Find the lines holding the string "start" in the data, then copy all of them.

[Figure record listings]

_ _ _ _ _

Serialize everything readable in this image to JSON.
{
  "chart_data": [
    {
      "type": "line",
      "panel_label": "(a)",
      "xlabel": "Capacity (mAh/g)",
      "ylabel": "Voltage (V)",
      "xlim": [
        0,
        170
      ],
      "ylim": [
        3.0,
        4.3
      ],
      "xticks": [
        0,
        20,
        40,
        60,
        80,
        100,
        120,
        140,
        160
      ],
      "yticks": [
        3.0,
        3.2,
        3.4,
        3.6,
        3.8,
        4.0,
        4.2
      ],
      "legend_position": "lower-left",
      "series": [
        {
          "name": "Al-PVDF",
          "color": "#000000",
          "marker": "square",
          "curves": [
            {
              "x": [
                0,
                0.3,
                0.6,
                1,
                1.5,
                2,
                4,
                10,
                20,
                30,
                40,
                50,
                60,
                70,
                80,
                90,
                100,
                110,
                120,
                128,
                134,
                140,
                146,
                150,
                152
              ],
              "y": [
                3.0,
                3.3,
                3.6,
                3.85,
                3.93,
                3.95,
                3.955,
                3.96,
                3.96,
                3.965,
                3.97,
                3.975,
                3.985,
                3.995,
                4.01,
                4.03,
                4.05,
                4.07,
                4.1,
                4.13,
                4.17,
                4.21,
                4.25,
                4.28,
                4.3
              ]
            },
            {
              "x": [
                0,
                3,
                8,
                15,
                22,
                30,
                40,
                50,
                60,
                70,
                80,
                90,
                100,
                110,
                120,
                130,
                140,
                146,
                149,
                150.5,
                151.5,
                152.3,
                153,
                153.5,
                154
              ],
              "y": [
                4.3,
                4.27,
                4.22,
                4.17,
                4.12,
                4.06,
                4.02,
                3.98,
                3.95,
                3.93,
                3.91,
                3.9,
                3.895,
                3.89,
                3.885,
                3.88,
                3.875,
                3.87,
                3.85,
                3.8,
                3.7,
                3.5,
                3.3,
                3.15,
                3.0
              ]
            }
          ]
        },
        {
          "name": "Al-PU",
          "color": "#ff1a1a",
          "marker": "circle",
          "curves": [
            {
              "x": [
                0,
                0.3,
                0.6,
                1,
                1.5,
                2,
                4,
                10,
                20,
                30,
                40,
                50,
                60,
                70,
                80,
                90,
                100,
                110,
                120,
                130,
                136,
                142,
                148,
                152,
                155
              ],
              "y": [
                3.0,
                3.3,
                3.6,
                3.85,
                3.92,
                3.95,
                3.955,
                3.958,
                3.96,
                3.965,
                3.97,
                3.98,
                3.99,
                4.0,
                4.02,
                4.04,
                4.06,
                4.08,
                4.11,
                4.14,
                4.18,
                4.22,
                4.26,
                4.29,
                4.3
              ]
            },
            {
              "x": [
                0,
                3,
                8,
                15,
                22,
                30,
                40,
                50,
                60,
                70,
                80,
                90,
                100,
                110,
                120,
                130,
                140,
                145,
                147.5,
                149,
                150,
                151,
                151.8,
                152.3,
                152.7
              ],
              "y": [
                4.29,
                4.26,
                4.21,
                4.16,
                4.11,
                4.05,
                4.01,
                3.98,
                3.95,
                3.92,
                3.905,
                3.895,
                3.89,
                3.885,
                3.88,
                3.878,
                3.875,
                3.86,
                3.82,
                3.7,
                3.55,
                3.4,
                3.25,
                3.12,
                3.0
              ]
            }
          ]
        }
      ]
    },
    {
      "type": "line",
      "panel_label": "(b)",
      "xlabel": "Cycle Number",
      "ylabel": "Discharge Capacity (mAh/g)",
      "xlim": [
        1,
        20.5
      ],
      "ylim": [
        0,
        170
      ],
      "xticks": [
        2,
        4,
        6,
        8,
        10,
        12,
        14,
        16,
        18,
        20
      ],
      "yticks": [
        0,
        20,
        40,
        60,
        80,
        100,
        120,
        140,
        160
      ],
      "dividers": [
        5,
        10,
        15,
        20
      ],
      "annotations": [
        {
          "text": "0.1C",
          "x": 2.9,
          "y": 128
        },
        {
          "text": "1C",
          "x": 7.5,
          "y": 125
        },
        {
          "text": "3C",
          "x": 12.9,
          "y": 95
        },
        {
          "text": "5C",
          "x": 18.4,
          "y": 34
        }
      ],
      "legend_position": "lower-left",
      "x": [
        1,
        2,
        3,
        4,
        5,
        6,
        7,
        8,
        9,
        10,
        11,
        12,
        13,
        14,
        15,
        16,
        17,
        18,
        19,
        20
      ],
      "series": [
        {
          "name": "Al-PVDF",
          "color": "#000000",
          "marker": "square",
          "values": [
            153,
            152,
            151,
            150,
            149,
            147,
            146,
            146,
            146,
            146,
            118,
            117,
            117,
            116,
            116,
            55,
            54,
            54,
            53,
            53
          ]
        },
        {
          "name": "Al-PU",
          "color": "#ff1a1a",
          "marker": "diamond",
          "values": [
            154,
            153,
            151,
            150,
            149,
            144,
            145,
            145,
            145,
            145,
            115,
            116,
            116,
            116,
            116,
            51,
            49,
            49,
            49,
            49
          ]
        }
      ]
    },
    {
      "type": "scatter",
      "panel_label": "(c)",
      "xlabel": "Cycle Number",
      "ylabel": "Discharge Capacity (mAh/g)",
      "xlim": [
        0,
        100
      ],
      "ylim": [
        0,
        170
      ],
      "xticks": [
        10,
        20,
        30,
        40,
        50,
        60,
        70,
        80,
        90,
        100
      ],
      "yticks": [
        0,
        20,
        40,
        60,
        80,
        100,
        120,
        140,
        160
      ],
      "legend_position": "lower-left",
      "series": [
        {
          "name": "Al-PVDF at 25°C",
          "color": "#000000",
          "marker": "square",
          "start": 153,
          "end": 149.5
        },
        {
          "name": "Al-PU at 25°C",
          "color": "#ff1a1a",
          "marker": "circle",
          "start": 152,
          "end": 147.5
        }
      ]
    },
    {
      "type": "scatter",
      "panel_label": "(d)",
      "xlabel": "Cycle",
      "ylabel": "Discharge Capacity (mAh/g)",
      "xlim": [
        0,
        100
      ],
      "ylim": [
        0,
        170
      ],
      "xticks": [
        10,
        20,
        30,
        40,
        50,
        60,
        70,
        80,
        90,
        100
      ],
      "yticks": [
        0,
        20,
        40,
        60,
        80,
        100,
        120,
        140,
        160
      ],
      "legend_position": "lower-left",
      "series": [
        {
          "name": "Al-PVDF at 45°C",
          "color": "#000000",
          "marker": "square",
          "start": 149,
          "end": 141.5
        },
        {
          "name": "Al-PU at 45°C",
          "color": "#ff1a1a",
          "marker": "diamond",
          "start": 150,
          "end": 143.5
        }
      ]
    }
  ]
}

_ _ _ _ _

» PROBLEM SOLUTION:
          "start": 153,
          "start": 152,
          "start": 149,
          "start": 150,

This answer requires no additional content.